++++ Dataset content

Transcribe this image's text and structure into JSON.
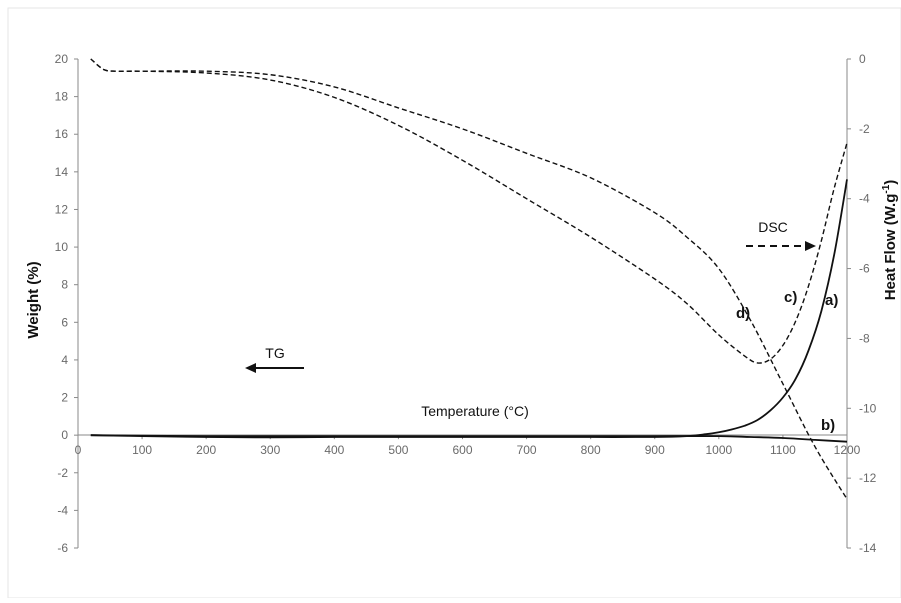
{
  "chart_data": {
    "type": "line",
    "xlabel": "Temperature (°C)",
    "ylabel_left": "Weight  (%)",
    "ylabel_right": "Heat Flow (W.g",
    "ylabel_right_sup": "-1",
    "ylabel_right_close": ")",
    "xlim": [
      0,
      1200
    ],
    "ylim_left": [
      -6,
      20
    ],
    "ylim_right": [
      -14,
      0
    ],
    "x_ticks": [
      "0",
      "100",
      "200",
      "300",
      "400",
      "500",
      "600",
      "700",
      "800",
      "900",
      "1000",
      "1100",
      "1200"
    ],
    "y_left_ticks": [
      "20",
      "18",
      "16",
      "14",
      "12",
      "10",
      "8",
      "6",
      "4",
      "2",
      "0",
      "-2",
      "-4",
      "-6"
    ],
    "y_right_ticks": [
      "0",
      "-2",
      "-4",
      "-6",
      "-8",
      "-10",
      "-12",
      "-14"
    ],
    "grid": false,
    "series": [
      {
        "name": "a)",
        "axis": "left",
        "style": "solid",
        "x": [
          20,
          100,
          200,
          300,
          400,
          500,
          600,
          700,
          800,
          900,
          950,
          980,
          1000,
          1020,
          1040,
          1060,
          1080,
          1100,
          1120,
          1140,
          1160,
          1180,
          1200
        ],
        "y": [
          0.0,
          -0.05,
          -0.1,
          -0.12,
          -0.1,
          -0.1,
          -0.1,
          -0.1,
          -0.1,
          -0.1,
          -0.05,
          0.05,
          0.15,
          0.3,
          0.5,
          0.8,
          1.3,
          2.0,
          3.0,
          4.5,
          6.6,
          9.6,
          13.6
        ]
      },
      {
        "name": "b)",
        "axis": "left",
        "style": "solid",
        "x": [
          20,
          200,
          400,
          600,
          800,
          900,
          1000,
          1050,
          1100,
          1150,
          1200
        ],
        "y": [
          0.0,
          -0.05,
          -0.05,
          -0.05,
          -0.05,
          -0.05,
          -0.05,
          -0.1,
          -0.15,
          -0.25,
          -0.35
        ]
      },
      {
        "name": "c)",
        "axis": "right",
        "style": "dashed",
        "x": [
          20,
          40,
          60,
          100,
          200,
          300,
          400,
          500,
          600,
          700,
          800,
          900,
          950,
          1000,
          1040,
          1060,
          1080,
          1100,
          1120,
          1140,
          1160,
          1180,
          1200
        ],
        "y": [
          0.0,
          -0.3,
          -0.35,
          -0.35,
          -0.4,
          -0.6,
          -1.1,
          -1.9,
          -2.9,
          -4.0,
          -5.1,
          -6.3,
          -7.0,
          -7.9,
          -8.5,
          -8.7,
          -8.6,
          -8.2,
          -7.5,
          -6.5,
          -5.2,
          -3.7,
          -2.4
        ]
      },
      {
        "name": "d)",
        "axis": "right",
        "style": "dashed",
        "x": [
          20,
          40,
          60,
          100,
          200,
          300,
          400,
          500,
          600,
          700,
          800,
          900,
          950,
          1000,
          1050,
          1100,
          1150,
          1200
        ],
        "y": [
          0.0,
          -0.3,
          -0.35,
          -0.35,
          -0.35,
          -0.45,
          -0.8,
          -1.4,
          -2.0,
          -2.7,
          -3.4,
          -4.4,
          -5.1,
          -6.0,
          -7.5,
          -9.3,
          -11.1,
          -12.6
        ]
      }
    ],
    "annotations": {
      "tg_label": "TG",
      "dsc_label": "DSC",
      "label_a": "a)",
      "label_b": "b)",
      "label_c": "c)",
      "label_d": "d)"
    }
  }
}
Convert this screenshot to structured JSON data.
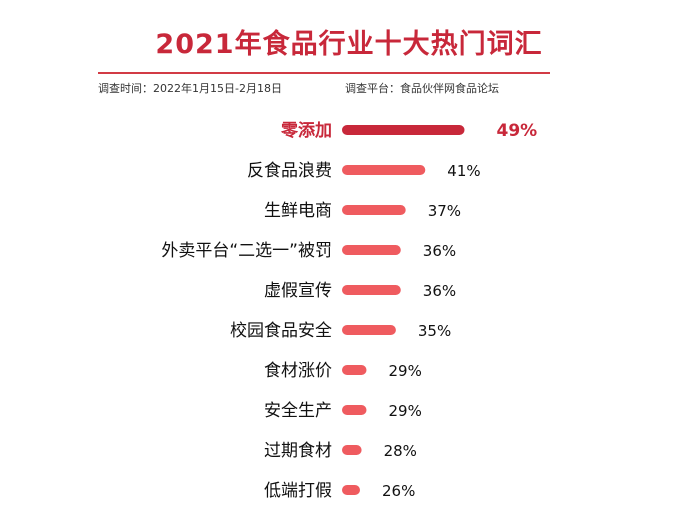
{
  "header": {
    "title": "2021年食品行业十大热门词汇",
    "survey_time": "调查时间：2022年1月15日-2月18日",
    "survey_platform": "调查平台：食品伙伴网食品论坛"
  },
  "colors": {
    "highlight": "#c8283a",
    "bar": "#ef5b5f",
    "title": "#c8283a"
  },
  "chart_data": {
    "type": "bar",
    "orientation": "horizontal",
    "title": "2021年食品行业十大热门词汇",
    "categories": [
      "零添加",
      "反食品浪费",
      "生鲜电商",
      "外卖平台“二选一”被罚",
      "虚假宣传",
      "校园食品安全",
      "食材涨价",
      "安全生产",
      "过期食材",
      "低端打假"
    ],
    "values": [
      49,
      41,
      37,
      36,
      36,
      35,
      29,
      29,
      28,
      26
    ],
    "labels": [
      "49%",
      "41%",
      "37%",
      "36%",
      "36%",
      "35%",
      "29%",
      "29%",
      "28%",
      "26%"
    ],
    "unit": "%",
    "highlight_index": 0,
    "grid": false,
    "legend": "none"
  }
}
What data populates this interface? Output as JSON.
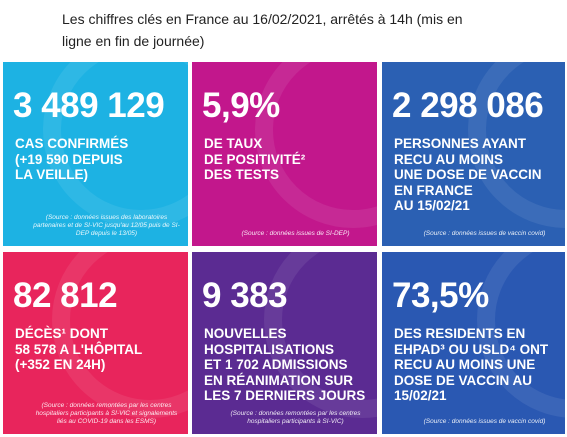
{
  "header": {
    "title": "Les chiffres clés en France au 16/02/2021, arrêtés à 14h (mis en ligne en fin de journée)"
  },
  "tiles": [
    {
      "number": "3 489 129",
      "lines": [
        "CAS CONFIRMÉS",
        "(+19 590 DEPUIS",
        "LA VEILLE)"
      ],
      "source": "(Source : données issues des laboratoires partenaires et de SI-VIC jusqu'au 12/05 puis de SI-DEP depuis le 13/05)"
    },
    {
      "number": "5,9%",
      "lines": [
        "DE TAUX",
        "DE POSITIVITÉ²",
        "DES TESTS"
      ],
      "source": "(Source : données issues de SI-DEP)"
    },
    {
      "number": "2 298 086",
      "lines": [
        "PERSONNES AYANT",
        "RECU AU MOINS",
        "UNE DOSE DE VACCIN",
        "EN FRANCE",
        "AU 15/02/21"
      ],
      "source": "(Source : données issues de vaccin covid)"
    },
    {
      "number": "82 812",
      "lines": [
        "DÉCÈS¹ DONT",
        "58 578 A L'HÔPITAL",
        "(+352 EN 24H)"
      ],
      "source": "(Source : données remontées par les centres hospitaliers participants à SI-VIC et signalements liés au COVID-19 dans les ESMS)"
    },
    {
      "number": "9 383",
      "lines": [
        "NOUVELLES",
        "HOSPITALISATIONS",
        "ET 1 702 ADMISSIONS",
        "EN RÉANIMATION SUR",
        "LES 7 DERNIERS JOURS"
      ],
      "source": "(Source : données remontées par les centres hospitaliers participants à SI-VIC)"
    },
    {
      "number": "73,5%",
      "lines": [
        "DES RESIDENTS EN",
        "EHPAD³ OU USLD⁴ ONT",
        "RECU AU MOINS UNE",
        "DOSE DE VACCIN AU",
        "15/02/21"
      ],
      "source": "(Source : données issues de vaccin covid)"
    }
  ]
}
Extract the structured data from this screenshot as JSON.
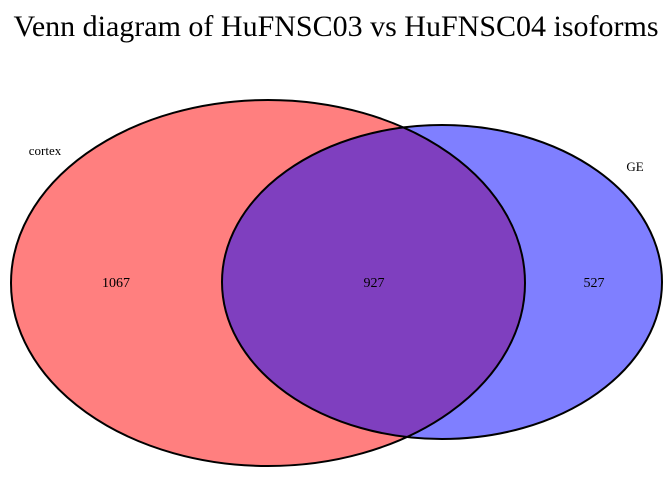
{
  "title": "Venn diagram of HuFNSC03 vs HuFNSC04 isoforms",
  "sets": [
    {
      "label": "cortex",
      "color": "#FF0000",
      "fill_opacity": 0.5
    },
    {
      "label": "GE",
      "color": "#0000FF",
      "fill_opacity": 0.5
    }
  ],
  "regions": {
    "cortex_only": "1067",
    "intersection": "927",
    "ge_only": "527"
  },
  "stroke_color": "#000000"
}
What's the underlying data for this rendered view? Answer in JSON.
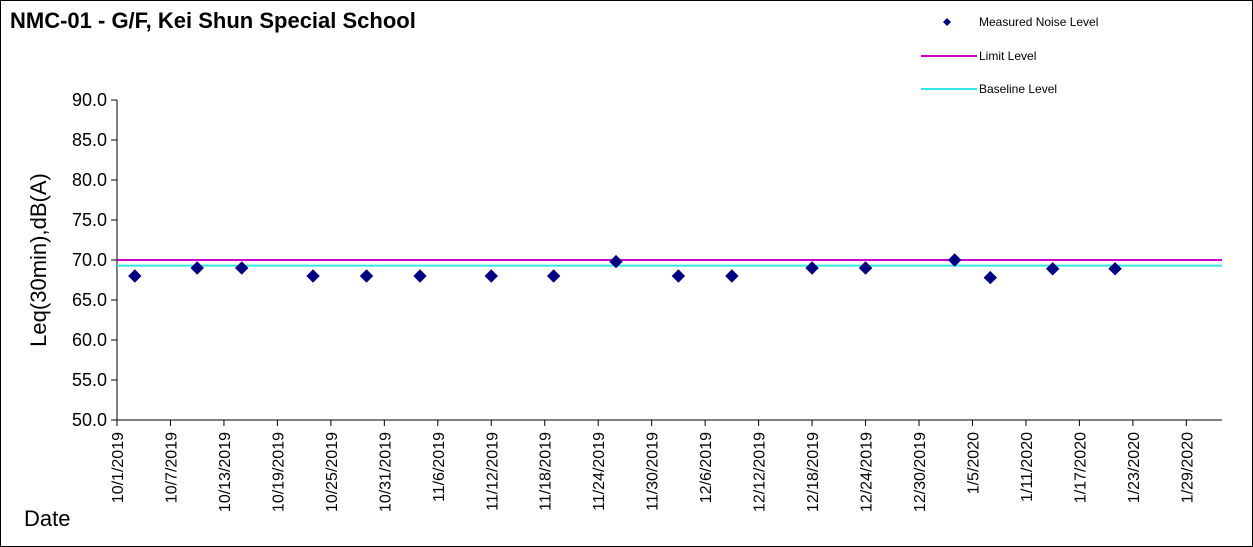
{
  "chart_data": {
    "type": "scatter",
    "title": "NMC-01 - G/F, Kei Shun Special School",
    "ylabel": "Leq(30min),dB(A)",
    "xlabel": "Date",
    "ylim": [
      50.0,
      90.0
    ],
    "y_ticks": [
      "50.0",
      "55.0",
      "60.0",
      "65.0",
      "70.0",
      "75.0",
      "80.0",
      "85.0",
      "90.0"
    ],
    "x_range": [
      "2019-10-01",
      "2020-02-02"
    ],
    "x_ticks": [
      {
        "date": "2019-10-01",
        "label": "10/1/2019"
      },
      {
        "date": "2019-10-07",
        "label": "10/7/2019"
      },
      {
        "date": "2019-10-13",
        "label": "10/13/2019"
      },
      {
        "date": "2019-10-19",
        "label": "10/19/2019"
      },
      {
        "date": "2019-10-25",
        "label": "10/25/2019"
      },
      {
        "date": "2019-10-31",
        "label": "10/31/2019"
      },
      {
        "date": "2019-11-06",
        "label": "11/6/2019"
      },
      {
        "date": "2019-11-12",
        "label": "11/12/2019"
      },
      {
        "date": "2019-11-18",
        "label": "11/18/2019"
      },
      {
        "date": "2019-11-24",
        "label": "11/24/2019"
      },
      {
        "date": "2019-11-30",
        "label": "11/30/2019"
      },
      {
        "date": "2019-12-06",
        "label": "12/6/2019"
      },
      {
        "date": "2019-12-12",
        "label": "12/12/2019"
      },
      {
        "date": "2019-12-18",
        "label": "12/18/2019"
      },
      {
        "date": "2019-12-24",
        "label": "12/24/2019"
      },
      {
        "date": "2019-12-30",
        "label": "12/30/2019"
      },
      {
        "date": "2020-01-05",
        "label": "1/5/2020"
      },
      {
        "date": "2020-01-11",
        "label": "1/11/2020"
      },
      {
        "date": "2020-01-17",
        "label": "1/17/2020"
      },
      {
        "date": "2020-01-23",
        "label": "1/23/2020"
      },
      {
        "date": "2020-01-29",
        "label": "1/29/2020"
      }
    ],
    "series": [
      {
        "name": "Measured Noise Level",
        "marker": "diamond",
        "color": "#000080",
        "points": [
          {
            "x": "2019-10-03",
            "y": 68.0
          },
          {
            "x": "2019-10-10",
            "y": 69.0
          },
          {
            "x": "2019-10-15",
            "y": 69.0
          },
          {
            "x": "2019-10-23",
            "y": 68.0
          },
          {
            "x": "2019-10-29",
            "y": 68.0
          },
          {
            "x": "2019-11-04",
            "y": 68.0
          },
          {
            "x": "2019-11-12",
            "y": 68.0
          },
          {
            "x": "2019-11-19",
            "y": 68.0
          },
          {
            "x": "2019-11-26",
            "y": 69.8
          },
          {
            "x": "2019-12-03",
            "y": 68.0
          },
          {
            "x": "2019-12-09",
            "y": 68.0
          },
          {
            "x": "2019-12-18",
            "y": 69.0
          },
          {
            "x": "2019-12-24",
            "y": 69.0
          },
          {
            "x": "2020-01-03",
            "y": 70.0
          },
          {
            "x": "2020-01-07",
            "y": 67.8
          },
          {
            "x": "2020-01-14",
            "y": 68.9
          },
          {
            "x": "2020-01-21",
            "y": 68.9
          }
        ]
      },
      {
        "name": "Limit Level",
        "type": "line",
        "color": "#cc00cc",
        "y": 70.0
      },
      {
        "name": "Baseline Level",
        "type": "line",
        "color": "#33e6e6",
        "y": 69.3
      }
    ],
    "grid": false,
    "legend_position": "top-right"
  }
}
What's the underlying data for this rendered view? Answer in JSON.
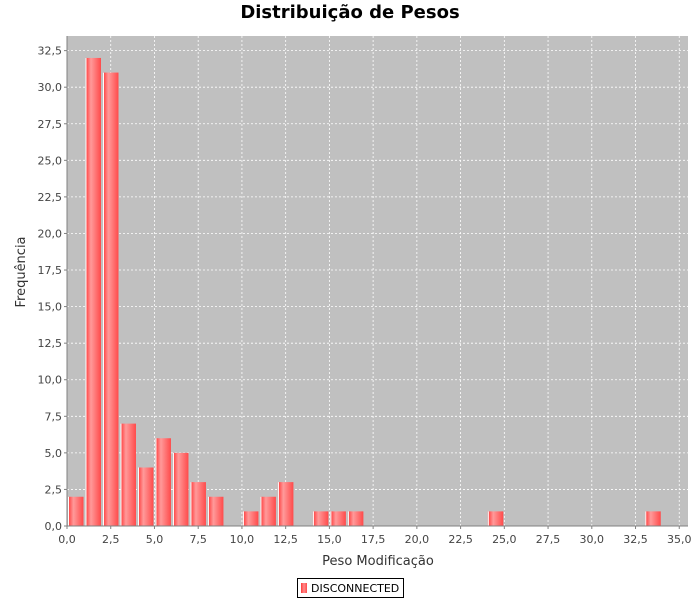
{
  "chart_data": {
    "type": "bar",
    "title": "Distribuição de Pesos",
    "xlabel": "Peso Modificação",
    "ylabel": "Frequência",
    "xlim": [
      0,
      35.5
    ],
    "ylim": [
      0,
      33.5
    ],
    "xticks": [
      0,
      2.5,
      5,
      7.5,
      10,
      12.5,
      15,
      17.5,
      20,
      22.5,
      25,
      27.5,
      30,
      32.5,
      35
    ],
    "xtick_labels": [
      "0,0",
      "2,5",
      "5,0",
      "7,5",
      "10,0",
      "12,5",
      "15,0",
      "17,5",
      "20,0",
      "22,5",
      "25,0",
      "27,5",
      "30,0",
      "32,5",
      "35,0"
    ],
    "yticks": [
      0,
      2.5,
      5,
      7.5,
      10,
      12.5,
      15,
      17.5,
      20,
      22.5,
      25,
      27.5,
      30,
      32.5
    ],
    "ytick_labels": [
      "0,0",
      "2,5",
      "5,0",
      "7,5",
      "10,0",
      "12,5",
      "15,0",
      "17,5",
      "20,0",
      "22,5",
      "25,0",
      "27,5",
      "30,0",
      "32,5"
    ],
    "grid": true,
    "legend_position": "bottom-center",
    "bin_width": 1,
    "series": [
      {
        "name": "DISCONNECTED",
        "color": "#ff5555",
        "bins": [
          {
            "x": 0,
            "value": 2
          },
          {
            "x": 1,
            "value": 32
          },
          {
            "x": 2,
            "value": 31
          },
          {
            "x": 3,
            "value": 7
          },
          {
            "x": 4,
            "value": 4
          },
          {
            "x": 5,
            "value": 6
          },
          {
            "x": 6,
            "value": 5
          },
          {
            "x": 7,
            "value": 3
          },
          {
            "x": 8,
            "value": 2
          },
          {
            "x": 10,
            "value": 1
          },
          {
            "x": 11,
            "value": 2
          },
          {
            "x": 12,
            "value": 3
          },
          {
            "x": 14,
            "value": 1
          },
          {
            "x": 15,
            "value": 1
          },
          {
            "x": 16,
            "value": 1
          },
          {
            "x": 24,
            "value": 1
          },
          {
            "x": 33,
            "value": 1
          }
        ]
      }
    ]
  },
  "colors": {
    "plot_background": "#c0c0c0",
    "grid": "#ffffff",
    "bar": "#ff5555"
  }
}
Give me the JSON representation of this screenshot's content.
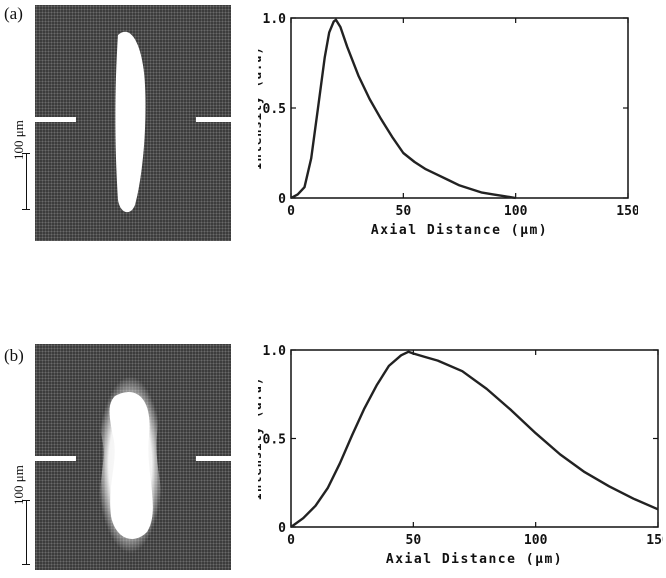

++++++++

Scan the material above. Copy each line that holds the word "participants".

▶ **Result of this task**:
      "source": "(Source : données remontées par les centres hospitaliers participants à SI-VIC et signalements liés au COVID-19 dans les ESMS)"
      "source": "(Source : données remontées par les centres hospitaliers participants à SI-VIC)"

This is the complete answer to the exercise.